== SUPPLIED RECORDS
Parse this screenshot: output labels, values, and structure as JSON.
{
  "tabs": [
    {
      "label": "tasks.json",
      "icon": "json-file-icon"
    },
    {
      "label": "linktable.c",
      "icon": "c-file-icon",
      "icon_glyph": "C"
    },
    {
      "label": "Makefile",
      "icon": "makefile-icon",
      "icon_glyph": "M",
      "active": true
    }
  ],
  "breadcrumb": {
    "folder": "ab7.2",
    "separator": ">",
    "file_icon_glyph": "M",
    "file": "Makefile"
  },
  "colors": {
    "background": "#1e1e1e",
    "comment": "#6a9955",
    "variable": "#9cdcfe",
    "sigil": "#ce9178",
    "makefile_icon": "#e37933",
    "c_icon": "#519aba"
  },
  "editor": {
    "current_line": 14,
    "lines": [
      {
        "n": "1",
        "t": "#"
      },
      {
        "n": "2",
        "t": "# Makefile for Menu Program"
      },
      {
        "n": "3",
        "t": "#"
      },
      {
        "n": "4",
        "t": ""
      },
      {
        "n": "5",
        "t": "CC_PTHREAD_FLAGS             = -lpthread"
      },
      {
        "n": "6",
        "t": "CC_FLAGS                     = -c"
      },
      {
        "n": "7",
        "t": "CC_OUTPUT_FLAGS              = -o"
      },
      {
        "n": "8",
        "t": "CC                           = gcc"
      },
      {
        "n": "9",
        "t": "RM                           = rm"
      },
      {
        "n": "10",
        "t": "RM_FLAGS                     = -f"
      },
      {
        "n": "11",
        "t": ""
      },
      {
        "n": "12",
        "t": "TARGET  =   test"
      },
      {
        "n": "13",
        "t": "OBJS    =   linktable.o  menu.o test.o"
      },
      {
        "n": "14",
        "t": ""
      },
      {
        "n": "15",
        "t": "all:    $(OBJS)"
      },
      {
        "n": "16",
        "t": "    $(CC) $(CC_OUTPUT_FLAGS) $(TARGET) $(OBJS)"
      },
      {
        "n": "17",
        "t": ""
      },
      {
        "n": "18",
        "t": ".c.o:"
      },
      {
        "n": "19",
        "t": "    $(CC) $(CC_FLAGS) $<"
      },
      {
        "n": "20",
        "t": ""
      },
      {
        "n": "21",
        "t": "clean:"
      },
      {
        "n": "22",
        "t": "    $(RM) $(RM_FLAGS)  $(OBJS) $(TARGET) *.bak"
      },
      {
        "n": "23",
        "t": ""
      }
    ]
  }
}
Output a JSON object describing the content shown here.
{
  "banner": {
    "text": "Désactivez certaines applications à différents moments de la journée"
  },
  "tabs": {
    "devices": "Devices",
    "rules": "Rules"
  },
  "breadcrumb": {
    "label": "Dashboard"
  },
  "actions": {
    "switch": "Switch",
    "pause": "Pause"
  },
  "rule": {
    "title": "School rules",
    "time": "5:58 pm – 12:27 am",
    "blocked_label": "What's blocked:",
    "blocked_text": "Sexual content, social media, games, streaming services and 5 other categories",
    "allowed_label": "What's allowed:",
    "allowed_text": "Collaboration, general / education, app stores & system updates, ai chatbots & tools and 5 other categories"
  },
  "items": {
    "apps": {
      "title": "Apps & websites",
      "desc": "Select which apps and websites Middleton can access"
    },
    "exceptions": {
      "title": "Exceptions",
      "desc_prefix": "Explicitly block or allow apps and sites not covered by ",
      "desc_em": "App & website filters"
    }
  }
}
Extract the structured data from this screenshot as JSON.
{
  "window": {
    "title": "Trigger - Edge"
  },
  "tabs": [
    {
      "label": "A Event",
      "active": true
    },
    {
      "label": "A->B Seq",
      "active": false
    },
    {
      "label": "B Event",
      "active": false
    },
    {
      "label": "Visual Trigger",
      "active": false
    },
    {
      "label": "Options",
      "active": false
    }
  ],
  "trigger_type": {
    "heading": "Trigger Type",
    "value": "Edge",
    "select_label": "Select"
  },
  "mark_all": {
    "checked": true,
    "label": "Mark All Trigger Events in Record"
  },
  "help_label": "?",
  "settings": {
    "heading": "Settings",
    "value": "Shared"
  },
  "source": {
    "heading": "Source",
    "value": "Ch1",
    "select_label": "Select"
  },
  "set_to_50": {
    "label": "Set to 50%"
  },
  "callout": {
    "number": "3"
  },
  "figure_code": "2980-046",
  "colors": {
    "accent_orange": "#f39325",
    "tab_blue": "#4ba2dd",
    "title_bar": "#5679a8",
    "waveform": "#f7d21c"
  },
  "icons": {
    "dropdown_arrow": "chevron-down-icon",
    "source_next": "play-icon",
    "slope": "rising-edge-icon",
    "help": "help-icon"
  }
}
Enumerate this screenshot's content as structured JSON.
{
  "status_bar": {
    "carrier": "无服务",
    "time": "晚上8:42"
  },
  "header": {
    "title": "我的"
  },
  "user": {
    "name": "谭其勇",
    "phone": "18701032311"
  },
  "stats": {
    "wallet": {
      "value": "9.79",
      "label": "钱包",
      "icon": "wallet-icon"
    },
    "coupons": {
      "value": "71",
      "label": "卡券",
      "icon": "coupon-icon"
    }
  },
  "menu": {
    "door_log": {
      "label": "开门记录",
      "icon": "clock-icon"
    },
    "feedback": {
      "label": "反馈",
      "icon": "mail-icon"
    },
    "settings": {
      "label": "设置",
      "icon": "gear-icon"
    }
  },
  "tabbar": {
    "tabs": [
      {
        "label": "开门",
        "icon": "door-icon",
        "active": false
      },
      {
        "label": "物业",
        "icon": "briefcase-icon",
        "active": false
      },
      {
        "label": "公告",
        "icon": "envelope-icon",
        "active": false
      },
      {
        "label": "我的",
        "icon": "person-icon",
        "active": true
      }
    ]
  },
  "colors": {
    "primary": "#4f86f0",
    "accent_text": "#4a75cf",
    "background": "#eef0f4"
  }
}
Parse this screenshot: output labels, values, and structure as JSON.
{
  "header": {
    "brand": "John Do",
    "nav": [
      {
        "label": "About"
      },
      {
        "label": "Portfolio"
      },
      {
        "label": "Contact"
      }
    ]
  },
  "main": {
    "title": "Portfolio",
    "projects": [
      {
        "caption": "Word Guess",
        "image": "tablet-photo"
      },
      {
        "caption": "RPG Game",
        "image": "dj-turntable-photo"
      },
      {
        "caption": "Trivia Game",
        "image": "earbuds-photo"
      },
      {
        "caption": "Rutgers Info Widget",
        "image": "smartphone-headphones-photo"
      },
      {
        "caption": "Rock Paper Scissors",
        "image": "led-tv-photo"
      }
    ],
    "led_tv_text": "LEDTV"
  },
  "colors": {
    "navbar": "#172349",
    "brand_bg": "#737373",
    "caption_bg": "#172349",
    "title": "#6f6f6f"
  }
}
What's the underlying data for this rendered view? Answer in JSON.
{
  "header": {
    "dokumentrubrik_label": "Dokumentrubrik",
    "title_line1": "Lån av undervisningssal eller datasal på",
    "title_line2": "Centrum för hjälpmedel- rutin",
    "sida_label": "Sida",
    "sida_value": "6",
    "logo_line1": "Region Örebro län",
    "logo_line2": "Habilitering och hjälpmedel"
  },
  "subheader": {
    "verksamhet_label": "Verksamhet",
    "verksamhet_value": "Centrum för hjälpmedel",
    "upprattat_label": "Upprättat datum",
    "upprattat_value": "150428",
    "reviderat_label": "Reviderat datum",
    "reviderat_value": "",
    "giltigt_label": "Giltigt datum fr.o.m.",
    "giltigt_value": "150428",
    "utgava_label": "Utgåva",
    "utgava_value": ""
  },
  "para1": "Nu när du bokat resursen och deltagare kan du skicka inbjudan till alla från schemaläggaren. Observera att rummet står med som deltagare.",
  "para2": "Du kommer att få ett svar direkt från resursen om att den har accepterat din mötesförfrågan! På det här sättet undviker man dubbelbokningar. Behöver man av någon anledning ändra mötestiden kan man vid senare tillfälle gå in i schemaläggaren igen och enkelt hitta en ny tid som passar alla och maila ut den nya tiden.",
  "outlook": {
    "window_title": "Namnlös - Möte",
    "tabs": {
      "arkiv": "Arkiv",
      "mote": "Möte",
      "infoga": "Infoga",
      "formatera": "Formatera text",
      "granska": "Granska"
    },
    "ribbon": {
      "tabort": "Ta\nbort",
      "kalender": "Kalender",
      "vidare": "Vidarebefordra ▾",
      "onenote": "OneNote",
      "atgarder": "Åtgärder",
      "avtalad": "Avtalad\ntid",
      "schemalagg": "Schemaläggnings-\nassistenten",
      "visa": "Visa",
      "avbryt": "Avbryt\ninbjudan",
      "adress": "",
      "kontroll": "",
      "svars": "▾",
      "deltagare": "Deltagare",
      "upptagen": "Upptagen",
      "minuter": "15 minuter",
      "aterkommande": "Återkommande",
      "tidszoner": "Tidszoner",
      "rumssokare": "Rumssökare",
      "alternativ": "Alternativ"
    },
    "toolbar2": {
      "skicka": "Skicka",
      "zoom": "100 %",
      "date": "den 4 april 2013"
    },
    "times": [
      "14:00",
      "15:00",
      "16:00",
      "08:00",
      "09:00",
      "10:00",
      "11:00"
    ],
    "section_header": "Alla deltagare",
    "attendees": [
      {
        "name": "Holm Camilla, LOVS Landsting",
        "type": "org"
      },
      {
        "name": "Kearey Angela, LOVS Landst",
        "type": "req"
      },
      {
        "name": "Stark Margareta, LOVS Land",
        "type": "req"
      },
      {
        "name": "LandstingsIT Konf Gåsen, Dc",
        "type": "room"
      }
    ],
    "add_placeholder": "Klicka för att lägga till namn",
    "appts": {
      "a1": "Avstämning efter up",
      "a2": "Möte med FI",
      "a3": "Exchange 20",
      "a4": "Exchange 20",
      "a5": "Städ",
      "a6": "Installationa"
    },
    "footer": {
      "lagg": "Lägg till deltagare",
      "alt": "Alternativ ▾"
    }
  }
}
====
THE REQUEST: Scan the material line by line and report each one that contains "categories".

RESULT BELOW:
    "blocked_text": "Sexual content, social media, games, streaming services and 5 other categories",
    "allowed_text": "Collaboration, general / education, app stores & system updates, ai chatbots & tools and 5 other categories"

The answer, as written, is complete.